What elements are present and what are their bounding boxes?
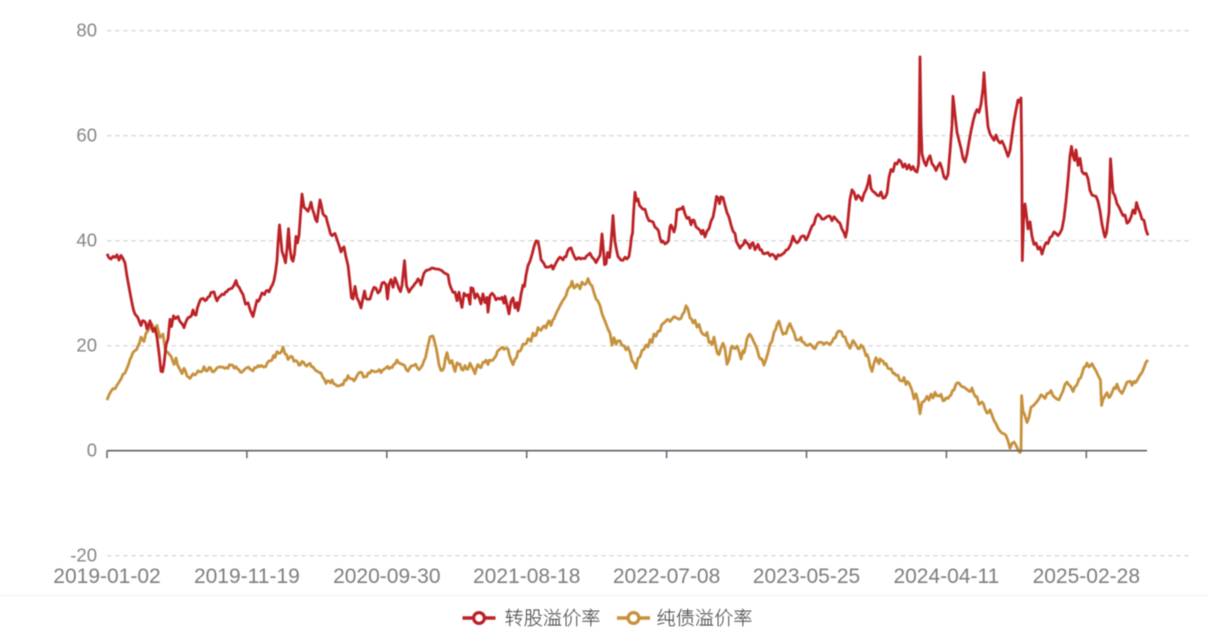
svg-text:2020-09-30: 2020-09-30 <box>333 565 440 588</box>
svg-text:2021-08-18: 2021-08-18 <box>473 565 580 588</box>
svg-text:60: 60 <box>76 125 97 146</box>
svg-text:40: 40 <box>76 230 97 251</box>
svg-text:2025-02-28: 2025-02-28 <box>1033 565 1140 588</box>
svg-text:80: 80 <box>76 20 97 41</box>
svg-text:-20: -20 <box>70 545 97 566</box>
svg-text:0: 0 <box>87 440 97 461</box>
svg-text:20: 20 <box>76 335 97 356</box>
svg-text:2019-01-02: 2019-01-02 <box>53 565 160 588</box>
svg-text:2019-11-19: 2019-11-19 <box>194 565 300 588</box>
svg-text:2023-05-25: 2023-05-25 <box>753 565 860 588</box>
svg-text:2022-07-08: 2022-07-08 <box>613 565 720 588</box>
svg-text:2024-04-11: 2024-04-11 <box>893 565 999 588</box>
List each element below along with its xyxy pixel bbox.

» **STATED TASK**
Output every line of the listing above as a numbered list, dropping any blank lines and leaving out the pictures.

» **SOLUTION TO THIS PROBLEM**
1. What elements are present and what are their bounding boxes?
2. svg-text:2020-09-30: 2020-09-30 <box>333 565 440 588</box>
3. svg-text:2021-08-18: 2021-08-18 <box>473 565 580 588</box>
4. svg-text:60: 60 <box>76 125 97 146</box>
5. svg-text:40: 40 <box>76 230 97 251</box>
6. svg-text:2025-02-28: 2025-02-28 <box>1033 565 1140 588</box>
7. svg-text:80: 80 <box>76 20 97 41</box>
8. svg-text:-20: -20 <box>70 545 97 566</box>
9. svg-text:0: 0 <box>87 440 97 461</box>
10. svg-text:20: 20 <box>76 335 97 356</box>
11. svg-text:2019-01-02: 2019-01-02 <box>53 565 160 588</box>
12. svg-text:2019-11-19: 2019-11-19 <box>194 565 300 588</box>
13. svg-text:2023-05-25: 2023-05-25 <box>753 565 860 588</box>
14. svg-text:2022-07-08: 2022-07-08 <box>613 565 720 588</box>
15. svg-text:2024-04-11: 2024-04-11 <box>893 565 999 588</box>
16. List each element below along with its xyxy pixel bbox.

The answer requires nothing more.